Lollapalooza is a marathon, not a sprint. Walking through the gates at Grant Park on Thursday, August 3—the first of four days that swallowed downtown Chicago—it was something I wanted to shout via megaphone to the throngs of young, hyped and bedazzled attendees already running full-speed toward headlining stages, sponsored activations (of which, there seemed to be more than ever before), merch tents, and beer and cocktail gardens.
It comes with the territory. Something, I think, seasoned festival-goers (those who remember what it was like to go to an event before the days of social media) and founder Perry Farrell have seemed to finally accept. Now in its thirties, Lollapalooza is no longer the celebration of alternative music and culture it once was. Some argue it shed that skin long ago—more than half of the time, there’s too much going on and so many people waiting in line for other things, it’s barely about the music at all. But this year was the first I never heard Farrell even attempt to hold onto such sentiments in interviews. Instead, it’s fully embraced globality; curating a lineup that speaks to its last 10 years as an international festival as well as changing tastes and TikTok trends informed by those who are incredibly (literally) plugged in. I mean truly, I’ve never met so many influencers (real ones).

What to do
A. Answer these questions using the Lollapalooza passage:
(i) On what day and date did the writer walk through the gates at Grant Park?
(ii) Who is named as the festival's founder?
(iii) For how many years does the passage say Lollapalooza has been an international festival?
B. Carry on the Lollapalooza passage from its final sentence, keeping its voice.

Dataset
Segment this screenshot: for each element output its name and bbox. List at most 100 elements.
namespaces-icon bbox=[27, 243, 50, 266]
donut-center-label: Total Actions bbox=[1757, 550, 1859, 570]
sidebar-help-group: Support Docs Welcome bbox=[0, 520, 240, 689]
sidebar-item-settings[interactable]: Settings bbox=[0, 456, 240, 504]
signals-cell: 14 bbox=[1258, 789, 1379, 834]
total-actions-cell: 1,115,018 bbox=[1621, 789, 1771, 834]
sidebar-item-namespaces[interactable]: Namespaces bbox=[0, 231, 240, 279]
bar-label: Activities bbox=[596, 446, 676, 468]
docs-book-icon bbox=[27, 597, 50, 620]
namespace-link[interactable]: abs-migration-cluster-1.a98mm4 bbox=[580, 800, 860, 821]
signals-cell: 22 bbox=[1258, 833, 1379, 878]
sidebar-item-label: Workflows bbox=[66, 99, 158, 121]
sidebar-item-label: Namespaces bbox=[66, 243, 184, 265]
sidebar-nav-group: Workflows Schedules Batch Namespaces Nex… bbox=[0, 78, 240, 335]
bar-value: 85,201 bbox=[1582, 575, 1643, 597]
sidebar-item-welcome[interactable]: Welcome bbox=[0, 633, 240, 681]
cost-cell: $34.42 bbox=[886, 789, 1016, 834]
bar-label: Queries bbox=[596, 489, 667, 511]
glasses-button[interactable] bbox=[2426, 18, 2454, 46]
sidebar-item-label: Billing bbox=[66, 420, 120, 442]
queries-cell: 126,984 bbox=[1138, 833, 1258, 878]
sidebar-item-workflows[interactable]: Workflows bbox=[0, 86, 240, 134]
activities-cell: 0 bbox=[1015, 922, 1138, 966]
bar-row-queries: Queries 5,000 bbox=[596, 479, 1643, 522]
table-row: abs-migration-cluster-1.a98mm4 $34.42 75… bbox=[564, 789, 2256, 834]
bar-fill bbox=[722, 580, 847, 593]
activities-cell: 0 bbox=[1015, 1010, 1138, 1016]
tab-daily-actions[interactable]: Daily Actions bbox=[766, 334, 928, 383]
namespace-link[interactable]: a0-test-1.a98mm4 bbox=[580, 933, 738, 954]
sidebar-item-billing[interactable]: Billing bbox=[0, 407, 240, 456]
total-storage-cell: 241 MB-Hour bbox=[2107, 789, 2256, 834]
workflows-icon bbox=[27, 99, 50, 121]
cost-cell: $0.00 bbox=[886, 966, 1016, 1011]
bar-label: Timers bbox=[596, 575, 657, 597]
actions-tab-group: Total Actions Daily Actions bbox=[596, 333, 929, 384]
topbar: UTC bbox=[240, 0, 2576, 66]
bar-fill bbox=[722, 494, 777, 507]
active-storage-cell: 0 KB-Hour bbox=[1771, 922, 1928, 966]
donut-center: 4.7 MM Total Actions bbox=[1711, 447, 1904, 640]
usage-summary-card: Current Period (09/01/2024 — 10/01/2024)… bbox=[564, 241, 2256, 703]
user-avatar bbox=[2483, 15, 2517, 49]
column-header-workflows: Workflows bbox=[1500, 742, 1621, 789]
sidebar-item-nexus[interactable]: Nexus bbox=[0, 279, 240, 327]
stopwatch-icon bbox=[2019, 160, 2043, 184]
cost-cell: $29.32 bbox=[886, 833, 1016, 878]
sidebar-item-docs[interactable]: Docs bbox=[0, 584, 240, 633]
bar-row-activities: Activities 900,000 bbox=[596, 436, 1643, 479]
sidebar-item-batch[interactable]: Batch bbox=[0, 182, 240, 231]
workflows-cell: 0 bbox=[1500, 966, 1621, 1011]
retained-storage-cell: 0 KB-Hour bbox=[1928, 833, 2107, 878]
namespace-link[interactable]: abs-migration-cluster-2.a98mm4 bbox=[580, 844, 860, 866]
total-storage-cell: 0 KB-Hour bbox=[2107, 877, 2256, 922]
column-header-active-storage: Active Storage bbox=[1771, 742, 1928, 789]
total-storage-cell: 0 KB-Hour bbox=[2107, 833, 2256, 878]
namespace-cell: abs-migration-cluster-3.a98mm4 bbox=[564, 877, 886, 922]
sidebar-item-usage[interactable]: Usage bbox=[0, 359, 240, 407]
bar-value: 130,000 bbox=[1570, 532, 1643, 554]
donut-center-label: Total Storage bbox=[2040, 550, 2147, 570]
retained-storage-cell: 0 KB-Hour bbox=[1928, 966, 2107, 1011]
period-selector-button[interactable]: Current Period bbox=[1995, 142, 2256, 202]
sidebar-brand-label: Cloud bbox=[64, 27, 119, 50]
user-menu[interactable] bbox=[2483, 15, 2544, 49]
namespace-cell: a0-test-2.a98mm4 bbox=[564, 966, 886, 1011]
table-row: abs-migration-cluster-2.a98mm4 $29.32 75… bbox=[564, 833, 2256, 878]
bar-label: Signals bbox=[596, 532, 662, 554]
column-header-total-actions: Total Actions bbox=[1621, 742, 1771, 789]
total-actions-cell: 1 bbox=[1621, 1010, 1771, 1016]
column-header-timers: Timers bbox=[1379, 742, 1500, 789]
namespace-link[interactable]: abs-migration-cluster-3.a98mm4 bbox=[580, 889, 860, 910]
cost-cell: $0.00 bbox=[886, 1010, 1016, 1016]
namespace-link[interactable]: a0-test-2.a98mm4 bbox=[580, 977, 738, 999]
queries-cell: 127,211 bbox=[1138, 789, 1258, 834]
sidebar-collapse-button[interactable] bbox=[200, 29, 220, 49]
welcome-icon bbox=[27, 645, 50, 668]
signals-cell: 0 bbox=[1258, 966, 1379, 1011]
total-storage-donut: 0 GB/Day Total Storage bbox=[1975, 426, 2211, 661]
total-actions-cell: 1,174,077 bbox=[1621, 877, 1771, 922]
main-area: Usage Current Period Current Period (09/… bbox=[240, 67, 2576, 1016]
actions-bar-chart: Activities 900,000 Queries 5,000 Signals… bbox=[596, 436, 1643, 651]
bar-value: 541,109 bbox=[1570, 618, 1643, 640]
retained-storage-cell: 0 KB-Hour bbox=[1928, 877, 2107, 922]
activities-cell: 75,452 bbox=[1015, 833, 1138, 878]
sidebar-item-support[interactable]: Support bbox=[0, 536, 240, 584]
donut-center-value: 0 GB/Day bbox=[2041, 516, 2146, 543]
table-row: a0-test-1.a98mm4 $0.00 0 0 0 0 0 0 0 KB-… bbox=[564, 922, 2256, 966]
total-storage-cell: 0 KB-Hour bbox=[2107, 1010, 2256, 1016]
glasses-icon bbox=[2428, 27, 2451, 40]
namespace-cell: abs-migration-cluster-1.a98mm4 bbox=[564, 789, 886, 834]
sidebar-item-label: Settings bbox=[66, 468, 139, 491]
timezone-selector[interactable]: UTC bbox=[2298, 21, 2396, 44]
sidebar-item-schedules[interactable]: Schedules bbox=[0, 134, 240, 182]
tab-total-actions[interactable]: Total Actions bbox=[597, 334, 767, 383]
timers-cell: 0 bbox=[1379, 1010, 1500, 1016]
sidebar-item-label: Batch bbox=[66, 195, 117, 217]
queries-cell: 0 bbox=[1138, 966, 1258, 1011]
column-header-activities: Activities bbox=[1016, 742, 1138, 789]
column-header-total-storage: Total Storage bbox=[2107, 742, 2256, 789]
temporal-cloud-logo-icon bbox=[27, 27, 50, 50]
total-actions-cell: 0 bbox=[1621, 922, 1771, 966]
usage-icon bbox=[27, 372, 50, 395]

Per-task answers
A.
(i) Thursday, August 3
(ii) Perry Farrell
(iii) 10 years

B.
For better and worse, the new digital age’s influence on music and the entertainment industry at-large has permanently altered things. And I have a list of questions about how this year’s lineup came to be (the number of relative unknowns–regardless of song virality—versus renowned headliners with undoubtedly generous guarantees make me wish I had 1,000 words to present questions on budgets alone), but that’s not what this recap is for.
This recap is to hopefully make you feel like you were there (or relieved you weren’t), and ultimately highlight some beauty in the chaos that is Lollapalooza—because it’s still there. Even when you’re trying to get around what feels like the largest group of rolling teens nearing full meltdown at the Perry’s stage.
From a weekend dominated by the power of female performers to unforgettable moments in the rain turned into a double rainbow, and special guests like Nelly Furtado popping up with Dom Dolla, here are some of the best from Lollapalooza 2023.
RECOMMENDED: Check out photos of Lollapalooza 2023
Opening night featured Billie Eilish and Karol G, the festival’s first-ever Latina headliner, shutting down the main stages and setting a tone for a weekend that would feature many, many immensely-talented women.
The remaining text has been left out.